Excerpt
╔══

DIY Road Trip Busy Bags for Toddlers

Because... You learn a thing or two when you're in a car for 14 hours with a 1.5 year old.

We had the pleasure of going on a long weekend getaway and attending a wedding in Colorado last week. Somehow we came up with the brilliant idea to drive a total of 30 hours there and back with our little one *please note the sarcasm*

The most important thing we learned for this experience is if you have to drive, travel at night.

Our little slept most of the way there, and woke up about 2 hours before we reached our destination. That was such a relief because that was his first road trip out of the state and we were worried that he wouldn't do so well since he's still so little. The journey home was a little different.

We traveled all day long.

It was hard on me to sit for so many hours at a time, so I know it was probably tougher on him. And considering he only had one major meltdown, I'd consider this a successful trip.

While I was packing for our Colorado retreat, I made sure I had several activities to keep him entertained and, even though his screen time is severely limited at home, he was allowed to watch a few pre-downloaded Netflix movies. I also used a dollar store cookie sheet as a work tray that could be set across my child's lap to create a surface for him to play and keep the pieces in one spot.

I like to put a few activities in a pencil pouch, because we also use these busy bags while we run errands and during the week for his curriculum. I try to have a fine motor, math and language activity in each one to keep them balanced. Most of these toddler friendly activities can be found year round at the dollar store and even in Target's dollar spot during back to school season.

If an activity has too many pieces, I put them in snack sized ziploc bags to try to keep it contained and to give him choices in the activity he wants to do. So far it's working out pretty well because my little guy hasn't figured out how to open the bag yet. But once he does, I will separate each busy bag to give each activity it's own bag.

We also took 3 of my 1.5 year old's favorite board books, because he loves listening to stories. I always try to pack a book that has multiple stories in it, because that eliminates the need to travel with so many books.

Here's the breakdown of our busy bucket:


I shared this organization hack on Instagram a while ago (follow me), but I picked up a few packs of these puzzles a while ago with this file folder to keep them contained. When my little got tired of putting the puzzles together, I had him name each image on the pieces to hold his attention a little longer.


1. DIY Felt Car track - I made the track out of felt and used yellow paint to make the marks. We placed it on top of our work tray (aka cookie sheet) and made different road patterns for the car to "drive" on.

2. DIY Lacing Beads A- I cut up different colored smoothie straws to make the beads and used a shoe lace for as the string. This one is one of my favorites, because the straws are easily replaceable and are less of a choking hazard than beads... They're also really easy to clean up.

3. Word Match Puzzle - These puzzles are apart of a set I found in Target's dollar spot during back to school season. Since my little one is under 2, we only used 2 at a time. Although he is still learning to put the puzzle pieces together, he can match the animals and images. An added challenge is the pieces are double sided, so it makes him use his problem solving skills a bit more.

4. Pipe Cleaners - I love pipe cleaners can be used in so many fun ways like sorting the colors, bending them to make whatever their imaginations can create or dropping them into a water bottle for a little fine motor fun.

╚══

Record extracts
╔══

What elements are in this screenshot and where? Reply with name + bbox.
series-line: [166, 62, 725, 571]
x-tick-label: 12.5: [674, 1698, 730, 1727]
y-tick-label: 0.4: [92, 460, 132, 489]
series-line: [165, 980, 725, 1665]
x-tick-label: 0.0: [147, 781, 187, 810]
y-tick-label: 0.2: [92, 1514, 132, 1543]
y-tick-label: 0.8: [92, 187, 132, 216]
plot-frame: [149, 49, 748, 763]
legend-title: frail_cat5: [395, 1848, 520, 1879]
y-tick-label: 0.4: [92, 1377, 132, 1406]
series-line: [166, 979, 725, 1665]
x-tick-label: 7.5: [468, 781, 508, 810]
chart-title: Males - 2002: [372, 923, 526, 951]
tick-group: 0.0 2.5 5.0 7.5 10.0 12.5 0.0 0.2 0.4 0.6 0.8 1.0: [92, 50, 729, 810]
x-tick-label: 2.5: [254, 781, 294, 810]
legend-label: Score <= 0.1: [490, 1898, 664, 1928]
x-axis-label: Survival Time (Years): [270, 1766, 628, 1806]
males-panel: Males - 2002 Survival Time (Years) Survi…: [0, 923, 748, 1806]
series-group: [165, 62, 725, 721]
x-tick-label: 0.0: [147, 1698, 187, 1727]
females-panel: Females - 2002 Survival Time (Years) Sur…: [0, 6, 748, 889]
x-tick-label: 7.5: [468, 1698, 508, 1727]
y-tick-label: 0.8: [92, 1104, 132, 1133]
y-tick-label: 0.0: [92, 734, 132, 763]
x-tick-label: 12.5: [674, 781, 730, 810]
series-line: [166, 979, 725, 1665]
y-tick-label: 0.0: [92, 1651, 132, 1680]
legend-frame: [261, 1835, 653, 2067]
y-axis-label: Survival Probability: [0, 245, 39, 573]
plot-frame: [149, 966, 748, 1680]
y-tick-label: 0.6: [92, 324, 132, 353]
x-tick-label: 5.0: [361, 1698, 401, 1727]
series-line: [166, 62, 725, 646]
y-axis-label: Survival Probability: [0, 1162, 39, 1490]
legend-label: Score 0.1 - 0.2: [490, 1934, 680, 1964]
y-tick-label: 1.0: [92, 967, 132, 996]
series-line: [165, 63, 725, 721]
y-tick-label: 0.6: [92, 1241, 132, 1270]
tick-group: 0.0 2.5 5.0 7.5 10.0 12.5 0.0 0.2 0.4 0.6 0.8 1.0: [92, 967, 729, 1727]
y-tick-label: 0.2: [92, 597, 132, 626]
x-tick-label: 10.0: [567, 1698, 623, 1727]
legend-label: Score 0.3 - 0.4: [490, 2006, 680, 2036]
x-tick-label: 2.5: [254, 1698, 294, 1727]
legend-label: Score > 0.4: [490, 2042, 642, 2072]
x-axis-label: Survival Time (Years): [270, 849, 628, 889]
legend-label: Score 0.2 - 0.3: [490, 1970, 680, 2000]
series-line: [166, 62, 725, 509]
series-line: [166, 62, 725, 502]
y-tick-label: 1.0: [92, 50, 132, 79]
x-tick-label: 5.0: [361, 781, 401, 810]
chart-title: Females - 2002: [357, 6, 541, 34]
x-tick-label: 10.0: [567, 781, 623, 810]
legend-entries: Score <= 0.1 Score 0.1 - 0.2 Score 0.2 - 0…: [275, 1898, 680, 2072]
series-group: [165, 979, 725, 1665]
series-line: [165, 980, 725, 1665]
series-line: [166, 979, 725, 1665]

╚══

The task
Using the road trip busy bags post, answer each question on its own line:
(a) How many hours of driving did the round trip to Colorado take in total?
(b) What item served as the work tray across the child's lap?
(c) What were the DIY lacing beads cut from?

Completed exercise
(a) 30 hours
(b) A dollar store cookie sheet
(c) Different colored smoothie straws